> **WRITTEN EXERCISE**: The entries below are to be written out again without alteration.

Begin

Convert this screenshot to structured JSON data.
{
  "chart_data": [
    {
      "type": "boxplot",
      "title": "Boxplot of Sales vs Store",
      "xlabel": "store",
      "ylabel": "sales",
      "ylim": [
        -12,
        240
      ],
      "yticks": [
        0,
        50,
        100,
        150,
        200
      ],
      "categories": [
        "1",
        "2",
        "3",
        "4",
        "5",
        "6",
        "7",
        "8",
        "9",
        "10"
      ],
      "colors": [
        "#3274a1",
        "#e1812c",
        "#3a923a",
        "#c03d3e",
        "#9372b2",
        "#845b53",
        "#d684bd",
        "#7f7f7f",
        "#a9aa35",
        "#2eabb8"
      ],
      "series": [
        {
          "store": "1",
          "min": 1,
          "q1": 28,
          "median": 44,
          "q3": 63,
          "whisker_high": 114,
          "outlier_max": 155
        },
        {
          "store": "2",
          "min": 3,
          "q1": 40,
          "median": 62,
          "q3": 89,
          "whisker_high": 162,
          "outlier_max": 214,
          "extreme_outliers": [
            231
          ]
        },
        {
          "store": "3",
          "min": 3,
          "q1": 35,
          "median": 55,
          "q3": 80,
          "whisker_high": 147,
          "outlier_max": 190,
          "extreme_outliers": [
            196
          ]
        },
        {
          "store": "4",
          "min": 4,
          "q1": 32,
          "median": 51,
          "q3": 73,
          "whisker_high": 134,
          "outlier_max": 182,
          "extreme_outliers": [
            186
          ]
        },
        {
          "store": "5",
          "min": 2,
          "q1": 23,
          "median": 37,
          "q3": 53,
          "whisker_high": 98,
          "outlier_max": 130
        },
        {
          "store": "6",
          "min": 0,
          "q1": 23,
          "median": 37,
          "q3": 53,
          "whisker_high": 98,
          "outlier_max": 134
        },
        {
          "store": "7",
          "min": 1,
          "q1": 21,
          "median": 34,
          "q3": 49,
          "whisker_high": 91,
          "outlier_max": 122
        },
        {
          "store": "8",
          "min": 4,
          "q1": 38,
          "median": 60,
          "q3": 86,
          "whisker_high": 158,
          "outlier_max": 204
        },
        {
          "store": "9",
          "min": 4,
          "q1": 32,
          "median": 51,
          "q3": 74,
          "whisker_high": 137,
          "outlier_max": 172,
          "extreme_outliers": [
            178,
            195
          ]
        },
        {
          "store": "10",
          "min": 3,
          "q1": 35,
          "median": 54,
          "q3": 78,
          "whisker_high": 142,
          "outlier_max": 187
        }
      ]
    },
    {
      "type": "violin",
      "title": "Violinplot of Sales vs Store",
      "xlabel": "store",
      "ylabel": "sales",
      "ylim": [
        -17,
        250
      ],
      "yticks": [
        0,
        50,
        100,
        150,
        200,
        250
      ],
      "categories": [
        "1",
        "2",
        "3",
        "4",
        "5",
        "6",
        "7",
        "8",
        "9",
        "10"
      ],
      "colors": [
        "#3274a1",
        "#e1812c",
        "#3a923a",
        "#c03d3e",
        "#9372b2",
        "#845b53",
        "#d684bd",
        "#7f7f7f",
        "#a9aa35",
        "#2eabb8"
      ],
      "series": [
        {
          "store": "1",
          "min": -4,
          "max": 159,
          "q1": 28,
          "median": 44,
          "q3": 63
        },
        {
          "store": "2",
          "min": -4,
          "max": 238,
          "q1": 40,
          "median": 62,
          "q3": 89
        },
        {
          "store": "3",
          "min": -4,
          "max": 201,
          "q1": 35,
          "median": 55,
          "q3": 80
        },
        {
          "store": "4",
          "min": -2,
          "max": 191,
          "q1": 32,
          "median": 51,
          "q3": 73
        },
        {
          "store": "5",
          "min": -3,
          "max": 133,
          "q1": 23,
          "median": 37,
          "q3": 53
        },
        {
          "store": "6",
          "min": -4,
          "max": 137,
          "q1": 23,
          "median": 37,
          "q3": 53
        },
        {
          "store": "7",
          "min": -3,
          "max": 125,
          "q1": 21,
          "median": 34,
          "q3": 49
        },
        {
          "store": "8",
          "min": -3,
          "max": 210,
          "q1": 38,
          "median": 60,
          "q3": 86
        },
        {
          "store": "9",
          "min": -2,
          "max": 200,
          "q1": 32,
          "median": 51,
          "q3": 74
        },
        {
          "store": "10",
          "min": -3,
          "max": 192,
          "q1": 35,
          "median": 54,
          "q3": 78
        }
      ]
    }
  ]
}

End

> **OUTPUT OF THE TASK**:
Convert this screenshot to structured JSON data.
{
  "chart_data": [
    {
      "type": "boxplot",
      "title": "Boxplot of Sales vs Store",
      "xlabel": "store",
      "ylabel": "sales",
      "ylim": [
        -12,
        240
      ],
      "yticks": [
        0,
        50,
        100,
        150,
        200
      ],
      "categories": [
        "1",
        "2",
        "3",
        "4",
        "5",
        "6",
        "7",
        "8",
        "9",
        "10"
      ],
      "colors": [
        "#3274a1",
        "#e1812c",
        "#3a923a",
        "#c03d3e",
        "#9372b2",
        "#845b53",
        "#d684bd",
        "#7f7f7f",
        "#a9aa35",
        "#2eabb8"
      ],
      "series": [
        {
          "store": "1",
          "min": 1,
          "q1": 28,
          "median": 44,
          "q3": 63,
          "whisker_high": 114,
          "outlier_max": 155
        },
        {
          "store": "2",
          "min": 3,
          "q1": 40,
          "median": 62,
          "q3": 89,
          "whisker_high": 162,
          "outlier_max": 214,
          "extreme_outliers": [
            231
          ]
        },
        {
          "store": "3",
          "min": 3,
          "q1": 35,
          "median": 55,
          "q3": 80,
          "whisker_high": 147,
          "outlier_max": 190,
          "extreme_outliers": [
            196
          ]
        },
        {
          "store": "4",
          "min": 4,
          "q1": 32,
          "median": 51,
          "q3": 73,
          "whisker_high": 134,
          "outlier_max": 182,
          "extreme_outliers": [
            186
          ]
        },
        {
          "store": "5",
          "min": 2,
          "q1": 23,
          "median": 37,
          "q3": 53,
          "whisker_high": 98,
          "outlier_max": 130
        },
        {
          "store": "6",
          "min": 0,
          "q1": 23,
          "median": 37,
          "q3": 53,
          "whisker_high": 98,
          "outlier_max": 134
        },
        {
          "store": "7",
          "min": 1,
          "q1": 21,
          "median": 34,
          "q3": 49,
          "whisker_high": 91,
          "outlier_max": 122
        },
        {
          "store": "8",
          "min": 4,
          "q1": 38,
          "median": 60,
          "q3": 86,
          "whisker_high": 158,
          "outlier_max": 204
        },
        {
          "store": "9",
          "min": 4,
          "q1": 32,
          "median": 51,
          "q3": 74,
          "whisker_high": 137,
          "outlier_max": 172,
          "extreme_outliers": [
            178,
            195
          ]
        },
        {
          "store": "10",
          "min": 3,
          "q1": 35,
          "median": 54,
          "q3": 78,
          "whisker_high": 142,
          "outlier_max": 187
        }
      ]
    },
    {
      "type": "violin",
      "title": "Violinplot of Sales vs Store",
      "xlabel": "store",
      "ylabel": "sales",
      "ylim": [
        -17,
        250
      ],
      "yticks": [
        0,
        50,
        100,
        150,
        200,
        250
      ],
      "categories": [
        "1",
        "2",
        "3",
        "4",
        "5",
        "6",
        "7",
        "8",
        "9",
        "10"
      ],
      "colors": [
        "#3274a1",
        "#e1812c",
        "#3a923a",
        "#c03d3e",
        "#9372b2",
        "#845b53",
        "#d684bd",
        "#7f7f7f",
        "#a9aa35",
        "#2eabb8"
      ],
      "series": [
        {
          "store": "1",
          "min": -4,
          "max": 159,
          "q1": 28,
          "median": 44,
          "q3": 63
        },
        {
          "store": "2",
          "min": -4,
          "max": 238,
          "q1": 40,
          "median": 62,
          "q3": 89
        },
        {
          "store": "3",
          "min": -4,
          "max": 201,
          "q1": 35,
          "median": 55,
          "q3": 80
        },
        {
          "store": "4",
          "min": -2,
          "max": 191,
          "q1": 32,
          "median": 51,
          "q3": 73
        },
        {
          "store": "5",
          "min": -3,
          "max": 133,
          "q1": 23,
          "median": 37,
          "q3": 53
        },
        {
          "store": "6",
          "min": -4,
          "max": 137,
          "q1": 23,
          "median": 37,
          "q3": 53
        },
        {
          "store": "7",
          "min": -3,
          "max": 125,
          "q1": 21,
          "median": 34,
          "q3": 49
        },
        {
          "store": "8",
          "min": -3,
          "max": 210,
          "q1": 38,
          "median": 60,
          "q3": 86
        },
        {
          "store": "9",
          "min": -2,
          "max": 200,
          "q1": 32,
          "median": 51,
          "q3": 74
        },
        {
          "store": "10",
          "min": -3,
          "max": 192,
          "q1": 35,
          "median": 54,
          "q3": 78
        }
      ]
    }
  ]
}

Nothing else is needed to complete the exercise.